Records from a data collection
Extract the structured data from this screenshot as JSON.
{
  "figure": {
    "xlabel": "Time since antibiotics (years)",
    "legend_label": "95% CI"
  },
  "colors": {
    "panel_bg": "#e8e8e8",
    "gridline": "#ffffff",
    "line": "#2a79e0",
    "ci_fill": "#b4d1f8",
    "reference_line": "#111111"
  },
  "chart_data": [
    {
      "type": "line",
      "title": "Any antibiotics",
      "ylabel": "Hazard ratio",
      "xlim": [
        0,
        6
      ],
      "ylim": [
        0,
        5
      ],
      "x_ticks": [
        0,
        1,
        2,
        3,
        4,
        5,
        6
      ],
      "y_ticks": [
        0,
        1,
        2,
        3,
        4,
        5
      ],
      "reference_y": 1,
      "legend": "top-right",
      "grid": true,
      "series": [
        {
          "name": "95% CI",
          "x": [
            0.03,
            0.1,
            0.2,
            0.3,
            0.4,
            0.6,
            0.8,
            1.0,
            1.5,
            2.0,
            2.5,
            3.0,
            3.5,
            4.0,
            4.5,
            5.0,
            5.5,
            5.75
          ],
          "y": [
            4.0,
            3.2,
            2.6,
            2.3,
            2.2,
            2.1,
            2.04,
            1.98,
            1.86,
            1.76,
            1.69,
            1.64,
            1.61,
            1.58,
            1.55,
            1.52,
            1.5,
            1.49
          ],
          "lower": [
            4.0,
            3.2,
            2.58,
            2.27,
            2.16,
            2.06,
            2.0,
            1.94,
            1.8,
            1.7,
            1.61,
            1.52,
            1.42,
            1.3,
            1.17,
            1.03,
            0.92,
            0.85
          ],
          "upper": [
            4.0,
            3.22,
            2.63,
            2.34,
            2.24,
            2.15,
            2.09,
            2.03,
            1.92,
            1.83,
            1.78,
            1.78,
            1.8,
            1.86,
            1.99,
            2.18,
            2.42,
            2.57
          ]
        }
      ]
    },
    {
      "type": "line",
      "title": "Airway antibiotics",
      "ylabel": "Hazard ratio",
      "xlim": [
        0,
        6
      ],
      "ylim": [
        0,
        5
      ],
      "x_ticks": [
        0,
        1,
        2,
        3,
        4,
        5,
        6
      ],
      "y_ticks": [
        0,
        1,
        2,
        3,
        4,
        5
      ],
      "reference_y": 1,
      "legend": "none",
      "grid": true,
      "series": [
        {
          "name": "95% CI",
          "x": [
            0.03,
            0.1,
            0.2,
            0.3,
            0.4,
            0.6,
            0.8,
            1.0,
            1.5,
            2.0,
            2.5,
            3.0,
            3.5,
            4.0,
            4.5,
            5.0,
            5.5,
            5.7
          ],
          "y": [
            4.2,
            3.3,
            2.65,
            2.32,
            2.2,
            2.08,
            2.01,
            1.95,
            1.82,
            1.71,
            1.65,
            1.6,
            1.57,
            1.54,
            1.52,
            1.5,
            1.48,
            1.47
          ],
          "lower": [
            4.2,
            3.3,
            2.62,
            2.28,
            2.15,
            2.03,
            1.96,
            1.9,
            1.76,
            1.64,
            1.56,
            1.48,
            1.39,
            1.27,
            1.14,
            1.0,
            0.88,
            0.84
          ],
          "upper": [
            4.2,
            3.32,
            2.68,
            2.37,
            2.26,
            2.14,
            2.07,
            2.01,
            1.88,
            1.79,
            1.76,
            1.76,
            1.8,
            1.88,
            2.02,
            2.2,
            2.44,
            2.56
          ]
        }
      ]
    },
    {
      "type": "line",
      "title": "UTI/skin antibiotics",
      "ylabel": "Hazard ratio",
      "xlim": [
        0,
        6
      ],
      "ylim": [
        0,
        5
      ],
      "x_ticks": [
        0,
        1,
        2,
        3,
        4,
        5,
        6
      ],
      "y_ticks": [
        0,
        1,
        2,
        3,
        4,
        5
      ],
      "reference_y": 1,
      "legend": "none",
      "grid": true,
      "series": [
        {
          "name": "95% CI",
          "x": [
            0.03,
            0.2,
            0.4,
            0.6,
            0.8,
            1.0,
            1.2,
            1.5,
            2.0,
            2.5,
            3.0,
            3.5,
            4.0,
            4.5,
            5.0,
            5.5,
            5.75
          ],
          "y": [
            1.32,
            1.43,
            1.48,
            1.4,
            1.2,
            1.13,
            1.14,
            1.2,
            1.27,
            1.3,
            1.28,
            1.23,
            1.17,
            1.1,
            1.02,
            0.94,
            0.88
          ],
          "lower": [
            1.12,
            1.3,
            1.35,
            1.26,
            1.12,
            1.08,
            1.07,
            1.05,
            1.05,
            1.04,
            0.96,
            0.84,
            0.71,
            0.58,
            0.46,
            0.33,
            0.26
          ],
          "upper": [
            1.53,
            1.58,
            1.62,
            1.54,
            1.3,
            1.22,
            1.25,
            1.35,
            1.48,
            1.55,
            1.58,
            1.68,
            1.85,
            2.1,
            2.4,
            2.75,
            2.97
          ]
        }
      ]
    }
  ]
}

▶ [What the exercise asks]: Please restate the data word for word, every record included.

▶ [Output of the task]:
Extract the structured data from this screenshot as JSON.
{
  "figure": {
    "xlabel": "Time since antibiotics (years)",
    "legend_label": "95% CI"
  },
  "colors": {
    "panel_bg": "#e8e8e8",
    "gridline": "#ffffff",
    "line": "#2a79e0",
    "ci_fill": "#b4d1f8",
    "reference_line": "#111111"
  },
  "chart_data": [
    {
      "type": "line",
      "title": "Any antibiotics",
      "ylabel": "Hazard ratio",
      "xlim": [
        0,
        6
      ],
      "ylim": [
        0,
        5
      ],
      "x_ticks": [
        0,
        1,
        2,
        3,
        4,
        5,
        6
      ],
      "y_ticks": [
        0,
        1,
        2,
        3,
        4,
        5
      ],
      "reference_y": 1,
      "legend": "top-right",
      "grid": true,
      "series": [
        {
          "name": "95% CI",
          "x": [
            0.03,
            0.1,
            0.2,
            0.3,
            0.4,
            0.6,
            0.8,
            1.0,
            1.5,
            2.0,
            2.5,
            3.0,
            3.5,
            4.0,
            4.5,
            5.0,
            5.5,
            5.75
          ],
          "y": [
            4.0,
            3.2,
            2.6,
            2.3,
            2.2,
            2.1,
            2.04,
            1.98,
            1.86,
            1.76,
            1.69,
            1.64,
            1.61,
            1.58,
            1.55,
            1.52,
            1.5,
            1.49
          ],
          "lower": [
            4.0,
            3.2,
            2.58,
            2.27,
            2.16,
            2.06,
            2.0,
            1.94,
            1.8,
            1.7,
            1.61,
            1.52,
            1.42,
            1.3,
            1.17,
            1.03,
            0.92,
            0.85
          ],
          "upper": [
            4.0,
            3.22,
            2.63,
            2.34,
            2.24,
            2.15,
            2.09,
            2.03,
            1.92,
            1.83,
            1.78,
            1.78,
            1.8,
            1.86,
            1.99,
            2.18,
            2.42,
            2.57
          ]
        }
      ]
    },
    {
      "type": "line",
      "title": "Airway antibiotics",
      "ylabel": "Hazard ratio",
      "xlim": [
        0,
        6
      ],
      "ylim": [
        0,
        5
      ],
      "x_ticks": [
        0,
        1,
        2,
        3,
        4,
        5,
        6
      ],
      "y_ticks": [
        0,
        1,
        2,
        3,
        4,
        5
      ],
      "reference_y": 1,
      "legend": "none",
      "grid": true,
      "series": [
        {
          "name": "95% CI",
          "x": [
            0.03,
            0.1,
            0.2,
            0.3,
            0.4,
            0.6,
            0.8,
            1.0,
            1.5,
            2.0,
            2.5,
            3.0,
            3.5,
            4.0,
            4.5,
            5.0,
            5.5,
            5.7
          ],
          "y": [
            4.2,
            3.3,
            2.65,
            2.32,
            2.2,
            2.08,
            2.01,
            1.95,
            1.82,
            1.71,
            1.65,
            1.6,
            1.57,
            1.54,
            1.52,
            1.5,
            1.48,
            1.47
          ],
          "lower": [
            4.2,
            3.3,
            2.62,
            2.28,
            2.15,
            2.03,
            1.96,
            1.9,
            1.76,
            1.64,
            1.56,
            1.48,
            1.39,
            1.27,
            1.14,
            1.0,
            0.88,
            0.84
          ],
          "upper": [
            4.2,
            3.32,
            2.68,
            2.37,
            2.26,
            2.14,
            2.07,
            2.01,
            1.88,
            1.79,
            1.76,
            1.76,
            1.8,
            1.88,
            2.02,
            2.2,
            2.44,
            2.56
          ]
        }
      ]
    },
    {
      "type": "line",
      "title": "UTI/skin antibiotics",
      "ylabel": "Hazard ratio",
      "xlim": [
        0,
        6
      ],
      "ylim": [
        0,
        5
      ],
      "x_ticks": [
        0,
        1,
        2,
        3,
        4,
        5,
        6
      ],
      "y_ticks": [
        0,
        1,
        2,
        3,
        4,
        5
      ],
      "reference_y": 1,
      "legend": "none",
      "grid": true,
      "series": [
        {
          "name": "95% CI",
          "x": [
            0.03,
            0.2,
            0.4,
            0.6,
            0.8,
            1.0,
            1.2,
            1.5,
            2.0,
            2.5,
            3.0,
            3.5,
            4.0,
            4.5,
            5.0,
            5.5,
            5.75
          ],
          "y": [
            1.32,
            1.43,
            1.48,
            1.4,
            1.2,
            1.13,
            1.14,
            1.2,
            1.27,
            1.3,
            1.28,
            1.23,
            1.17,
            1.1,
            1.02,
            0.94,
            0.88
          ],
          "lower": [
            1.12,
            1.3,
            1.35,
            1.26,
            1.12,
            1.08,
            1.07,
            1.05,
            1.05,
            1.04,
            0.96,
            0.84,
            0.71,
            0.58,
            0.46,
            0.33,
            0.26
          ],
          "upper": [
            1.53,
            1.58,
            1.62,
            1.54,
            1.3,
            1.22,
            1.25,
            1.35,
            1.48,
            1.55,
            1.58,
            1.68,
            1.85,
            2.1,
            2.4,
            2.75,
            2.97
          ]
        }
      ]
    }
  ]
}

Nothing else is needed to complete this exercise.